**What to produce:** Transcribe the records below exactly as they appear.

Collected data:
|---|

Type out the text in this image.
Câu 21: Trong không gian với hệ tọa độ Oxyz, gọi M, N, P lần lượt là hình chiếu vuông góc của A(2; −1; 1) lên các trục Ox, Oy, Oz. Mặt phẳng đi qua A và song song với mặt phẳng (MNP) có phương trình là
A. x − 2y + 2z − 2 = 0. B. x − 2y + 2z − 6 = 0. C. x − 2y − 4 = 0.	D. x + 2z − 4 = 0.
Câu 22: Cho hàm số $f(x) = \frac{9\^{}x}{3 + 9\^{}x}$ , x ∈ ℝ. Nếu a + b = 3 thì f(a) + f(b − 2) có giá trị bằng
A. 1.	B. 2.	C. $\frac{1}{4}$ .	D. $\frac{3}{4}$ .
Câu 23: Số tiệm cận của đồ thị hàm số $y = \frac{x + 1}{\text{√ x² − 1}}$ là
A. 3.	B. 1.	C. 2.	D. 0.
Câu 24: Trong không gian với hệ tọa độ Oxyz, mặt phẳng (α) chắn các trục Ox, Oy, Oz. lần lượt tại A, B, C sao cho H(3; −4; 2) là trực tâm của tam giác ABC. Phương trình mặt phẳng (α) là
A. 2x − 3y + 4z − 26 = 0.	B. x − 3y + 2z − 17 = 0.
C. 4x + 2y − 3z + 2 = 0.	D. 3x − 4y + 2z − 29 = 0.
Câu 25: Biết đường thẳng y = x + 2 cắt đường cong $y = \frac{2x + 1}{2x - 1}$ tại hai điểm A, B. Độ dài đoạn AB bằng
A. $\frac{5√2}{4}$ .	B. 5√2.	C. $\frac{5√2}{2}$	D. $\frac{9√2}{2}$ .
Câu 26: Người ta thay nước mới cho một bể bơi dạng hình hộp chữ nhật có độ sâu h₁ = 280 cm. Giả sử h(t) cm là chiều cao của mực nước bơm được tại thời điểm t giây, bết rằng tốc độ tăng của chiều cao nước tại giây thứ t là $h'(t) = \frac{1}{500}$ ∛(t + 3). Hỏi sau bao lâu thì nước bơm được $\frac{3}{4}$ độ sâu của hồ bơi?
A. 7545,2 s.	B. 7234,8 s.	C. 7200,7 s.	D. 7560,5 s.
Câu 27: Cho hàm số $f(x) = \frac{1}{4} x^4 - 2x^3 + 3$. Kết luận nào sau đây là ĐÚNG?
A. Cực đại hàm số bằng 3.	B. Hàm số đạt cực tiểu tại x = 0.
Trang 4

|---|

**Answer to the task:**
Type out the text in this image.
Câu 21: Trong không gian với hệ tọa độ Oxyz, gọi M, N, P lần lượt là hình chiếu vuông góc của A(2; −1; 1) lên các trục Ox, Oy, Oz. Mặt phẳng đi qua A và song song với mặt phẳng (MNP) có phương trình là
A. x − 2y + 2z − 2 = 0. B. x − 2y + 2z − 6 = 0. C. x − 2y − 4 = 0.	D. x + 2z − 4 = 0.
Câu 22: Cho hàm số $f(x) = \frac{9\^{}x}{3 + 9\^{}x}$ , x ∈ ℝ. Nếu a + b = 3 thì f(a) + f(b − 2) có giá trị bằng
A. 1.	B. 2.	C. $\frac{1}{4}$ .	D. $\frac{3}{4}$ .
Câu 23: Số tiệm cận của đồ thị hàm số $y = \frac{x + 1}{\text{√ x² − 1}}$ là
A. 3.	B. 1.	C. 2.	D. 0.
Câu 24: Trong không gian với hệ tọa độ Oxyz, mặt phẳng (α) chắn các trục Ox, Oy, Oz. lần lượt tại A, B, C sao cho H(3; −4; 2) là trực tâm của tam giác ABC. Phương trình mặt phẳng (α) là
A. 2x − 3y + 4z − 26 = 0.	B. x − 3y + 2z − 17 = 0.
C. 4x + 2y − 3z + 2 = 0.	D. 3x − 4y + 2z − 29 = 0.
Câu 25: Biết đường thẳng y = x + 2 cắt đường cong $y = \frac{2x + 1}{2x - 1}$ tại hai điểm A, B. Độ dài đoạn AB bằng
A. $\frac{5√2}{4}$ .	B. 5√2.	C. $\frac{5√2}{2}$	D. $\frac{9√2}{2}$ .
Câu 26: Người ta thay nước mới cho một bể bơi dạng hình hộp chữ nhật có độ sâu h₁ = 280 cm. Giả sử h(t) cm là chiều cao của mực nước bơm được tại thời điểm t giây, bết rằng tốc độ tăng của chiều cao nước tại giây thứ t là $h'(t) = \frac{1}{500}$ ∛(t + 3). Hỏi sau bao lâu thì nước bơm được $\frac{3}{4}$ độ sâu của hồ bơi?
A. 7545,2 s.	B. 7234,8 s.	C. 7200,7 s.	D. 7560,5 s.
Câu 27: Cho hàm số $f(x) = \frac{1}{4} x^4 - 2x^3 + 3$. Kết luận nào sau đây là ĐÚNG?
A. Cực đại hàm số bằng 3.	B. Hàm số đạt cực tiểu tại x = 0.
Trang 4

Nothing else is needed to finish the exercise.